The task - Every line of the material below must be repeated exactly.

* START *

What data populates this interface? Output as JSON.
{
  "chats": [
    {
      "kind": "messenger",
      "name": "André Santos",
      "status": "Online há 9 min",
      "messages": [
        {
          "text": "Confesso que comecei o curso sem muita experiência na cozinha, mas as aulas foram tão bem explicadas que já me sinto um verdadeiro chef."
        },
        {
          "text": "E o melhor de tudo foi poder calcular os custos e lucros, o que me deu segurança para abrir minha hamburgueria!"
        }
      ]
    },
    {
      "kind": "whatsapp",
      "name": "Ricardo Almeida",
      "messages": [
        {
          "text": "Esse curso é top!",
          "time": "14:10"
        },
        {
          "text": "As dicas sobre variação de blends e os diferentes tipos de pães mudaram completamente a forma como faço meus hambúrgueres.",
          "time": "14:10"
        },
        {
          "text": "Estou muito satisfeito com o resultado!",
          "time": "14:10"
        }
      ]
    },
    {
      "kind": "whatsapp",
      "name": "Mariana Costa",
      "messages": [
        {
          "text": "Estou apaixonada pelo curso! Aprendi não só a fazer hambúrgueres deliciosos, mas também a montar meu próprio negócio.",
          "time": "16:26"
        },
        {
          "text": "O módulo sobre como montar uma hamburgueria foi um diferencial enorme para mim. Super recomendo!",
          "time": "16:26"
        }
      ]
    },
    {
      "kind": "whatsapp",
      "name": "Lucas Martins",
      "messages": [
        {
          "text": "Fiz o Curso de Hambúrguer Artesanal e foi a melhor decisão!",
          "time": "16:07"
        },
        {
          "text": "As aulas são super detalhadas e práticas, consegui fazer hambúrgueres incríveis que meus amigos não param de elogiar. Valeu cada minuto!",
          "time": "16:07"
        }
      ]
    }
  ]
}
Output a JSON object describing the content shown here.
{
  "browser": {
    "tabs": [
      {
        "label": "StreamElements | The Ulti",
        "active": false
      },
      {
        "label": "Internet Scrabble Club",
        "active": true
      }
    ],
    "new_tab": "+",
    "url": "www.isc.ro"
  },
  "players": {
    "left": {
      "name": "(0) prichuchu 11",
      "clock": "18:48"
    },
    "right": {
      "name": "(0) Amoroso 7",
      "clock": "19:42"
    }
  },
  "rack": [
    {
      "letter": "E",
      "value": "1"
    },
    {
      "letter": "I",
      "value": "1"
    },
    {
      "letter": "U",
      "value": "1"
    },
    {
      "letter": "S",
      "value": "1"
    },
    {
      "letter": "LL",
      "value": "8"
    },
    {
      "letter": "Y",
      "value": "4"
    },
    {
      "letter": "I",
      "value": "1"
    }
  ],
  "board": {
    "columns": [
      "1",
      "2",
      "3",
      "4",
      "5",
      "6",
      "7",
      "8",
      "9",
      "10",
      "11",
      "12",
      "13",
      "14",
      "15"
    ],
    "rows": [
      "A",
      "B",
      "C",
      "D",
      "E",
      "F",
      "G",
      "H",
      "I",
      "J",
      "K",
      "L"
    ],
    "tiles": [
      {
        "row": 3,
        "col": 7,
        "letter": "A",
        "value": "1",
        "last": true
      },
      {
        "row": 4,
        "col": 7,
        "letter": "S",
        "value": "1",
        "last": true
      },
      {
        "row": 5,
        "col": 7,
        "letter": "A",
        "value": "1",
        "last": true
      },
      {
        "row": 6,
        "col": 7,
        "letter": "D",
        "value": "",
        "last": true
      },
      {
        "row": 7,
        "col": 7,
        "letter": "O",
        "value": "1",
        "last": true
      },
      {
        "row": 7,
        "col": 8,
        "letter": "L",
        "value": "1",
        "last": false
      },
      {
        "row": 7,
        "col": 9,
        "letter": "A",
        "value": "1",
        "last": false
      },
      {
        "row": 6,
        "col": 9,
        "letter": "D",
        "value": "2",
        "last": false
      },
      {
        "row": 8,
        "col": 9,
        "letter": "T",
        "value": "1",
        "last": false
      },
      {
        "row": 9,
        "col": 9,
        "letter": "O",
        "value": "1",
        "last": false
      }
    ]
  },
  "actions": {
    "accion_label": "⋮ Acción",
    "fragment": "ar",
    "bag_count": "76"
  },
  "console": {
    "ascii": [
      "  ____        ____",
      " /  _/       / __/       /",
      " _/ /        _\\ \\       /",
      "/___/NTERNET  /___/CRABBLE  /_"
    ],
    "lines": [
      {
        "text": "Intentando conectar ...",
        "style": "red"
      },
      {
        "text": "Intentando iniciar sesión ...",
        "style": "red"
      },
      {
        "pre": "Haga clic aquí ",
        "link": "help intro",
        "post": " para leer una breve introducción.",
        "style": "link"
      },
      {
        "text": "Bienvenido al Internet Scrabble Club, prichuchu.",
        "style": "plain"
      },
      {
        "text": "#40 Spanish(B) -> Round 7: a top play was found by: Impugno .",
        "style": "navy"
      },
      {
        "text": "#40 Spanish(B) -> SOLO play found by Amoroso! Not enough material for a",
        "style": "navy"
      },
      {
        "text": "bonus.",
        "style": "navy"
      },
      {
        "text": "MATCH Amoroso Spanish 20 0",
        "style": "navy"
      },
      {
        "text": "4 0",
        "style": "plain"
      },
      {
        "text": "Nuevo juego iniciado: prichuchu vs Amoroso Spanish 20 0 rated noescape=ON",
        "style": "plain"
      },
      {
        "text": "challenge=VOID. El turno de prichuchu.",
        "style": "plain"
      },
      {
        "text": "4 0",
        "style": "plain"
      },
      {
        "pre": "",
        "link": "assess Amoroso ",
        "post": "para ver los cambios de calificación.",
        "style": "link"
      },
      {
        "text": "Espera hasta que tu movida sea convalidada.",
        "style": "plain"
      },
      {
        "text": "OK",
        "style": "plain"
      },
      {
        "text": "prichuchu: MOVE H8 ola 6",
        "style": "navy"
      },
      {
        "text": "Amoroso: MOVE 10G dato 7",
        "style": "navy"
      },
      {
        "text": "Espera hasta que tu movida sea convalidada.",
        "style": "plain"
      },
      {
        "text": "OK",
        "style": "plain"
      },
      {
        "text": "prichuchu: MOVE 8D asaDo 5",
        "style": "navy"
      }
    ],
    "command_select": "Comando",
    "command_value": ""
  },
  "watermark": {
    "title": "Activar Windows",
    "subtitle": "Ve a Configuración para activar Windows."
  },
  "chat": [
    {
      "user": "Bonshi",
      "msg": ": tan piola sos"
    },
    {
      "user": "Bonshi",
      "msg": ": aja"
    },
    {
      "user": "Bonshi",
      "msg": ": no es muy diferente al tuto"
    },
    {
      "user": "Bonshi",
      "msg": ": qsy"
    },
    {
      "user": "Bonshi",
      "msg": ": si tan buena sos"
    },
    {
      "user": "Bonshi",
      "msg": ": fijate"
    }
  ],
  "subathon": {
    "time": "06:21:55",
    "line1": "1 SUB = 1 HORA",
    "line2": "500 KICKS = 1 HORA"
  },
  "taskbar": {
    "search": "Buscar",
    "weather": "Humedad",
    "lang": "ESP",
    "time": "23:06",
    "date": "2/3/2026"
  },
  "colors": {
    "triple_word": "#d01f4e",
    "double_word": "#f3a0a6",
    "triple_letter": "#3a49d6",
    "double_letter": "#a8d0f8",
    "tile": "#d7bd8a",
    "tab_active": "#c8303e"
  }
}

* END *

Right answer -
What data populates this interface? Output as JSON.
{
  "chats": [
    {
      "kind": "messenger",
      "name": "André Santos",
      "status": "Online há 9 min",
      "messages": [
        {
          "text": "Confesso que comecei o curso sem muita experiência na cozinha, mas as aulas foram tão bem explicadas que já me sinto um verdadeiro chef."
        },
        {
          "text": "E o melhor de tudo foi poder calcular os custos e lucros, o que me deu segurança para abrir minha hamburgueria!"
        }
      ]
    },
    {
      "kind": "whatsapp",
      "name": "Ricardo Almeida",
      "messages": [
        {
          "text": "Esse curso é top!",
          "time": "14:10"
        },
        {
          "text": "As dicas sobre variação de blends e os diferentes tipos de pães mudaram completamente a forma como faço meus hambúrgueres.",
          "time": "14:10"
        },
        {
          "text": "Estou muito satisfeito com o resultado!",
          "time": "14:10"
        }
      ]
    },
    {
      "kind": "whatsapp",
      "name": "Mariana Costa",
      "messages": [
        {
          "text": "Estou apaixonada pelo curso! Aprendi não só a fazer hambúrgueres deliciosos, mas também a montar meu próprio negócio.",
          "time": "16:26"
        },
        {
          "text": "O módulo sobre como montar uma hamburgueria foi um diferencial enorme para mim. Super recomendo!",
          "time": "16:26"
        }
      ]
    },
    {
      "kind": "whatsapp",
      "name": "Lucas Martins",
      "messages": [
        {
          "text": "Fiz o Curso de Hambúrguer Artesanal e foi a melhor decisão!",
          "time": "16:07"
        },
        {
          "text": "As aulas são super detalhadas e práticas, consegui fazer hambúrgueres incríveis que meus amigos não param de elogiar. Valeu cada minuto!",
          "time": "16:07"
        }
      ]
    }
  ]
}
Output a JSON object describing the content shown here.
{
  "browser": {
    "tabs": [
      {
        "label": "StreamElements | The Ulti",
        "active": false
      },
      {
        "label": "Internet Scrabble Club",
        "active": true
      }
    ],
    "new_tab": "+",
    "url": "www.isc.ro"
  },
  "players": {
    "left": {
      "name": "(0) prichuchu 11",
      "clock": "18:48"
    },
    "right": {
      "name": "(0) Amoroso 7",
      "clock": "19:42"
    }
  },
  "rack": [
    {
      "letter": "E",
      "value": "1"
    },
    {
      "letter": "I",
      "value": "1"
    },
    {
      "letter": "U",
      "value": "1"
    },
    {
      "letter": "S",
      "value": "1"
    },
    {
      "letter": "LL",
      "value": "8"
    },
    {
      "letter": "Y",
      "value": "4"
    },
    {
      "letter": "I",
      "value": "1"
    }
  ],
  "board": {
    "columns": [
      "1",
      "2",
      "3",
      "4",
      "5",
      "6",
      "7",
      "8",
      "9",
      "10",
      "11",
      "12",
      "13",
      "14",
      "15"
    ],
    "rows": [
      "A",
      "B",
      "C",
      "D",
      "E",
      "F",
      "G",
      "H",
      "I",
      "J",
      "K",
      "L"
    ],
    "tiles": [
      {
        "row": 3,
        "col": 7,
        "letter": "A",
        "value": "1",
        "last": true
      },
      {
        "row": 4,
        "col": 7,
        "letter": "S",
        "value": "1",
        "last": true
      },
      {
        "row": 5,
        "col": 7,
        "letter": "A",
        "value": "1",
        "last": true
      },
      {
        "row": 6,
        "col": 7,
        "letter": "D",
        "value": "",
        "last": true
      },
      {
        "row": 7,
        "col": 7,
        "letter": "O",
        "value": "1",
        "last": true
      },
      {
        "row": 7,
        "col": 8,
        "letter": "L",
        "value": "1",
        "last": false
      },
      {
        "row": 7,
        "col": 9,
        "letter": "A",
        "value": "1",
        "last": false
      },
      {
        "row": 6,
        "col": 9,
        "letter": "D",
        "value": "2",
        "last": false
      },
      {
        "row": 8,
        "col": 9,
        "letter": "T",
        "value": "1",
        "last": false
      },
      {
        "row": 9,
        "col": 9,
        "letter": "O",
        "value": "1",
        "last": false
      }
    ]
  },
  "actions": {
    "accion_label": "⋮ Acción",
    "fragment": "ar",
    "bag_count": "76"
  },
  "console": {
    "ascii": [
      "  ____        ____",
      " /  _/       / __/       /",
      " _/ /        _\\ \\       /",
      "/___/NTERNET  /___/CRABBLE  /_"
    ],
    "lines": [
      {
        "text": "Intentando conectar ...",
        "style": "red"
      },
      {
        "text": "Intentando iniciar sesión ...",
        "style": "red"
      },
      {
        "pre": "Haga clic aquí ",
        "link": "help intro",
        "post": " para leer una breve introducción.",
        "style": "link"
      },
      {
        "text": "Bienvenido al Internet Scrabble Club, prichuchu.",
        "style": "plain"
      },
      {
        "text": "#40 Spanish(B) -> Round 7: a top play was found by: Impugno .",
        "style": "navy"
      },
      {
        "text": "#40 Spanish(B) -> SOLO play found by Amoroso! Not enough material for a",
        "style": "navy"
      },
      {
        "text": "bonus.",
        "style": "navy"
      },
      {
        "text": "MATCH Amoroso Spanish 20 0",
        "style": "navy"
      },
      {
        "text": "4 0",
        "style": "plain"
      },
      {
        "text": "Nuevo juego iniciado: prichuchu vs Amoroso Spanish 20 0 rated noescape=ON",
        "style": "plain"
      },
      {
        "text": "challenge=VOID. El turno de prichuchu.",
        "style": "plain"
      },
      {
        "text": "4 0",
        "style": "plain"
      },
      {
        "pre": "",
        "link": "assess Amoroso ",
        "post": "para ver los cambios de calificación.",
        "style": "link"
      },
      {
        "text": "Espera hasta que tu movida sea convalidada.",
        "style": "plain"
      },
      {
        "text": "OK",
        "style": "plain"
      },
      {
        "text": "prichuchu: MOVE H8 ola 6",
        "style": "navy"
      },
      {
        "text": "Amoroso: MOVE 10G dato 7",
        "style": "navy"
      },
      {
        "text": "Espera hasta que tu movida sea convalidada.",
        "style": "plain"
      },
      {
        "text": "OK",
        "style": "plain"
      },
      {
        "text": "prichuchu: MOVE 8D asaDo 5",
        "style": "navy"
      }
    ],
    "command_select": "Comando",
    "command_value": ""
  },
  "watermark": {
    "title": "Activar Windows",
    "subtitle": "Ve a Configuración para activar Windows."
  },
  "chat": [
    {
      "user": "Bonshi",
      "msg": ": tan piola sos"
    },
    {
      "user": "Bonshi",
      "msg": ": aja"
    },
    {
      "user": "Bonshi",
      "msg": ": no es muy diferente al tuto"
    },
    {
      "user": "Bonshi",
      "msg": ": qsy"
    },
    {
      "user": "Bonshi",
      "msg": ": si tan buena sos"
    },
    {
      "user": "Bonshi",
      "msg": ": fijate"
    }
  ],
  "subathon": {
    "time": "06:21:55",
    "line1": "1 SUB = 1 HORA",
    "line2": "500 KICKS = 1 HORA"
  },
  "taskbar": {
    "search": "Buscar",
    "weather": "Humedad",
    "lang": "ESP",
    "time": "23:06",
    "date": "2/3/2026"
  },
  "colors": {
    "triple_word": "#d01f4e",
    "double_word": "#f3a0a6",
    "triple_letter": "#3a49d6",
    "double_letter": "#a8d0f8",
    "tile": "#d7bd8a",
    "tab_active": "#c8303e"
  }
}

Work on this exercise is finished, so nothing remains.